* Start Stored data *

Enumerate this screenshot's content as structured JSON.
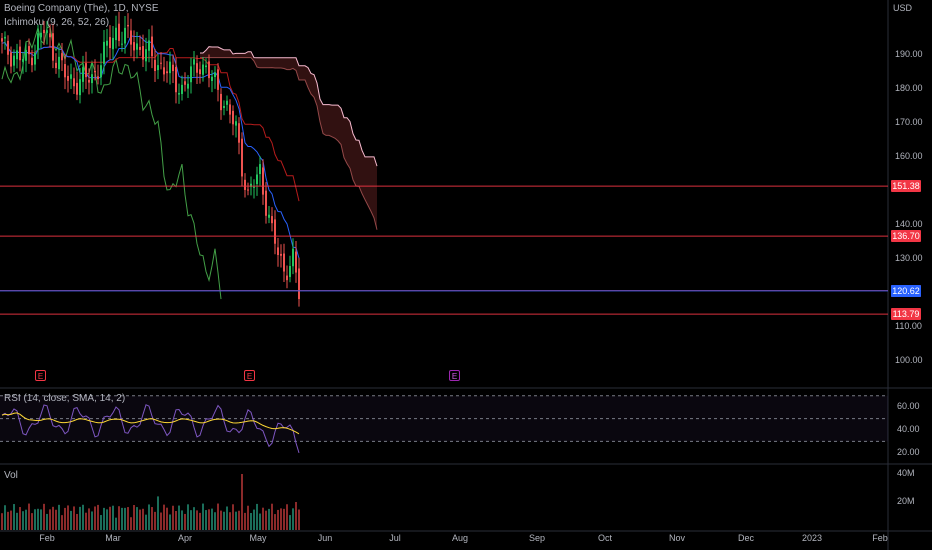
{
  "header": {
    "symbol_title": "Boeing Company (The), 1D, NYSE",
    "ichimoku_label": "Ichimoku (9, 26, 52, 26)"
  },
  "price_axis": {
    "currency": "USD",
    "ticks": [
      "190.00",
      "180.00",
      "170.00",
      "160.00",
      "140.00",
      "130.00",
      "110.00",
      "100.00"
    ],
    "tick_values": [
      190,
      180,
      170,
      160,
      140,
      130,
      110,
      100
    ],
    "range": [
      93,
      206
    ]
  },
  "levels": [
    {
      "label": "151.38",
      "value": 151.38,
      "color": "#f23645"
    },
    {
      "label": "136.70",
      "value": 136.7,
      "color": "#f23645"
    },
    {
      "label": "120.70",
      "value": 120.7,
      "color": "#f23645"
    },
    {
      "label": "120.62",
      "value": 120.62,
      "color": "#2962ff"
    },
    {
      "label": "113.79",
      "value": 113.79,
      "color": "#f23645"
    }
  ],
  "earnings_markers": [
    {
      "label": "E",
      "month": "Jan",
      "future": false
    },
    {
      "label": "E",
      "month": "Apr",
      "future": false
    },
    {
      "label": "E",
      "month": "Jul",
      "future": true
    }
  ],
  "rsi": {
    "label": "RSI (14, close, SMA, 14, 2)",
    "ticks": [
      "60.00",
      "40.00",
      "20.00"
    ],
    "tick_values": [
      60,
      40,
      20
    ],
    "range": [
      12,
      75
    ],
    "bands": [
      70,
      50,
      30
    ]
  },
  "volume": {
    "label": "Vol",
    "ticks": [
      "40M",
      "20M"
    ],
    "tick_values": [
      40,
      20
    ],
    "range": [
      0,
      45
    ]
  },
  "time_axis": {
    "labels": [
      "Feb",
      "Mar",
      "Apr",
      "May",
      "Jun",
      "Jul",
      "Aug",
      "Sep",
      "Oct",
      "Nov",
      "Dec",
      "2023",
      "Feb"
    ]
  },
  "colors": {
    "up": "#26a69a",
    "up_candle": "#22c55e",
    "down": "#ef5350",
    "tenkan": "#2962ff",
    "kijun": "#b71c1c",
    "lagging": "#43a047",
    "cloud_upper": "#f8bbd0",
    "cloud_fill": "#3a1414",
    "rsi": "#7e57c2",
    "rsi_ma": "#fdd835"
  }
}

* End Stored data *

What to work on:
Reproduce every line above as written, skipping pictures.

Answer to this task:
Enumerate this screenshot's content as structured JSON.
{
  "header": {
    "symbol_title": "Boeing Company (The), 1D, NYSE",
    "ichimoku_label": "Ichimoku (9, 26, 52, 26)"
  },
  "price_axis": {
    "currency": "USD",
    "ticks": [
      "190.00",
      "180.00",
      "170.00",
      "160.00",
      "140.00",
      "130.00",
      "110.00",
      "100.00"
    ],
    "tick_values": [
      190,
      180,
      170,
      160,
      140,
      130,
      110,
      100
    ],
    "range": [
      93,
      206
    ]
  },
  "levels": [
    {
      "label": "151.38",
      "value": 151.38,
      "color": "#f23645"
    },
    {
      "label": "136.70",
      "value": 136.7,
      "color": "#f23645"
    },
    {
      "label": "120.70",
      "value": 120.7,
      "color": "#f23645"
    },
    {
      "label": "120.62",
      "value": 120.62,
      "color": "#2962ff"
    },
    {
      "label": "113.79",
      "value": 113.79,
      "color": "#f23645"
    }
  ],
  "earnings_markers": [
    {
      "label": "E",
      "month": "Jan",
      "future": false
    },
    {
      "label": "E",
      "month": "Apr",
      "future": false
    },
    {
      "label": "E",
      "month": "Jul",
      "future": true
    }
  ],
  "rsi": {
    "label": "RSI (14, close, SMA, 14, 2)",
    "ticks": [
      "60.00",
      "40.00",
      "20.00"
    ],
    "tick_values": [
      60,
      40,
      20
    ],
    "range": [
      12,
      75
    ],
    "bands": [
      70,
      50,
      30
    ]
  },
  "volume": {
    "label": "Vol",
    "ticks": [
      "40M",
      "20M"
    ],
    "tick_values": [
      40,
      20
    ],
    "range": [
      0,
      45
    ]
  },
  "time_axis": {
    "labels": [
      "Feb",
      "Mar",
      "Apr",
      "May",
      "Jun",
      "Jul",
      "Aug",
      "Sep",
      "Oct",
      "Nov",
      "Dec",
      "2023",
      "Feb"
    ]
  },
  "colors": {
    "up": "#26a69a",
    "up_candle": "#22c55e",
    "down": "#ef5350",
    "tenkan": "#2962ff",
    "kijun": "#b71c1c",
    "lagging": "#43a047",
    "cloud_upper": "#f8bbd0",
    "cloud_fill": "#3a1414",
    "rsi": "#7e57c2",
    "rsi_ma": "#fdd835"
  }
}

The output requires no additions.